### Records to process
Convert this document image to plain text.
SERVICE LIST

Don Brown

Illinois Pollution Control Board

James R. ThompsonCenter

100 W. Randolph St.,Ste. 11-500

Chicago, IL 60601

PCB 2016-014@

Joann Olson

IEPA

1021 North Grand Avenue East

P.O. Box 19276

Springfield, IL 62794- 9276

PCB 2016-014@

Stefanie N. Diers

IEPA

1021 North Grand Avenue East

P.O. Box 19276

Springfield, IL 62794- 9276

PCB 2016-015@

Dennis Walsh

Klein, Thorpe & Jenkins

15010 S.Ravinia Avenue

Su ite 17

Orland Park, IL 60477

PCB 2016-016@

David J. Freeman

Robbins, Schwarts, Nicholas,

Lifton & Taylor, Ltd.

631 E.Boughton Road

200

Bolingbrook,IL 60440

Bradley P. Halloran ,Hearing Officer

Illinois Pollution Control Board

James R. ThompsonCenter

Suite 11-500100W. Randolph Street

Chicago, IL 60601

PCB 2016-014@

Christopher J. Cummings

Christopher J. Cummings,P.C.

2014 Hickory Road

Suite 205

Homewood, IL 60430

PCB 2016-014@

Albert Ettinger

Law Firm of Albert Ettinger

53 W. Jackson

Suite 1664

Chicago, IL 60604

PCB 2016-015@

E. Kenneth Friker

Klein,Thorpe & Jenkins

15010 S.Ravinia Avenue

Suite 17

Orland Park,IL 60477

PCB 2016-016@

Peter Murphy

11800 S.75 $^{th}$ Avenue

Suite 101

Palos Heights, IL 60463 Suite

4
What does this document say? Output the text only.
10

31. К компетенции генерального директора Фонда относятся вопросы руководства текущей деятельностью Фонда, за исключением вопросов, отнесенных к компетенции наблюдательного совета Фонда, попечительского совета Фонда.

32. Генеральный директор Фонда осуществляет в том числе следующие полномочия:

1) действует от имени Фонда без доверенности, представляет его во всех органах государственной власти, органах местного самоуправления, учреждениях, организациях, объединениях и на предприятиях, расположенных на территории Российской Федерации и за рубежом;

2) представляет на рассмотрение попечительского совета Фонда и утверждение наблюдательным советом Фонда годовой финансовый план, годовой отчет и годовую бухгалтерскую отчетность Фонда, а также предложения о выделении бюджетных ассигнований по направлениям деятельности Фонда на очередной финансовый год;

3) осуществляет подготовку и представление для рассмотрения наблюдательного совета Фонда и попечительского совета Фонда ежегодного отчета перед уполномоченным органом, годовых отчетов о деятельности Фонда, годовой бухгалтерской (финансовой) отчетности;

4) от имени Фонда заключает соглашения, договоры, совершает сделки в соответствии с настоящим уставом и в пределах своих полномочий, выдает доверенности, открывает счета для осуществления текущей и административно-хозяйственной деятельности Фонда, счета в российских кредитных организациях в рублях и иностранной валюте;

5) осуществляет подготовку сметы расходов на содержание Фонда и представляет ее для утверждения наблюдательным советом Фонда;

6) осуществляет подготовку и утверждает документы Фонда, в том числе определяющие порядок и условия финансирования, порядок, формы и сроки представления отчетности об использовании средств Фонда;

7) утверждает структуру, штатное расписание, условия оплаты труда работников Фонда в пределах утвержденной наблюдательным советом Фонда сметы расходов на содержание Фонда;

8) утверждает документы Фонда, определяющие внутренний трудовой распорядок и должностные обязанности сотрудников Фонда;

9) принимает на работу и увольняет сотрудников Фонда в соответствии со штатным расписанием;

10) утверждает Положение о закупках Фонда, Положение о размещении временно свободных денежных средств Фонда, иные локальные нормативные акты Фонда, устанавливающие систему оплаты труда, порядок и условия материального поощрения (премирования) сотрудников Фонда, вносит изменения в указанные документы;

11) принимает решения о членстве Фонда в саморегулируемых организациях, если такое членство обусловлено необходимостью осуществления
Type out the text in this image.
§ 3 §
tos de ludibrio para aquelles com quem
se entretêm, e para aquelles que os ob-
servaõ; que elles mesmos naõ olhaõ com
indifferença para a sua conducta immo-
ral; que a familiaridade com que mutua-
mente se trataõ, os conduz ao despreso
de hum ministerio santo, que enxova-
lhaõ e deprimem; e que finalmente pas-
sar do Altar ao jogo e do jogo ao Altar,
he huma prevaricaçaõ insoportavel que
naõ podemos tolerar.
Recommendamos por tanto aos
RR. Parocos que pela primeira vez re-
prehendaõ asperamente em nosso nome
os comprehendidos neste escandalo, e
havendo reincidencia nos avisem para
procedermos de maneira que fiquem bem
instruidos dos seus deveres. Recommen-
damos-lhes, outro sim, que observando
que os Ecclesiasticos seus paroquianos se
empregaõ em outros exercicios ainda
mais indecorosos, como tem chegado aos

### What is asked
Give back exactly the lines from the line holding "Type out the text in this image." through the last line of the listing, including both.

### Task answer
Type out the text in this image.
§ 3 §
tos de ludibrio para aquelles com quem
se entretêm, e para aquelles que os ob-
servaõ; que elles mesmos naõ olhaõ com
indifferença para a sua conducta immo-
ral; que a familiaridade com que mutua-
mente se trataõ, os conduz ao despreso
de hum ministerio santo, que enxova-
lhaõ e deprimem; e que finalmente pas-
sar do Altar ao jogo e do jogo ao Altar,
he huma prevaricaçaõ insoportavel que
naõ podemos tolerar.
Recommendamos por tanto aos
RR. Parocos que pela primeira vez re-
prehendaõ asperamente em nosso nome
os comprehendidos neste escandalo, e
havendo reincidencia nos avisem para
procedermos de maneira que fiquem bem
instruidos dos seus deveres. Recommen-
damos-lhes, outro sim, que observando
que os Ecclesiasticos seus paroquianos se
empregaõ em outros exercicios ainda
mais indecorosos, como tem chegado aos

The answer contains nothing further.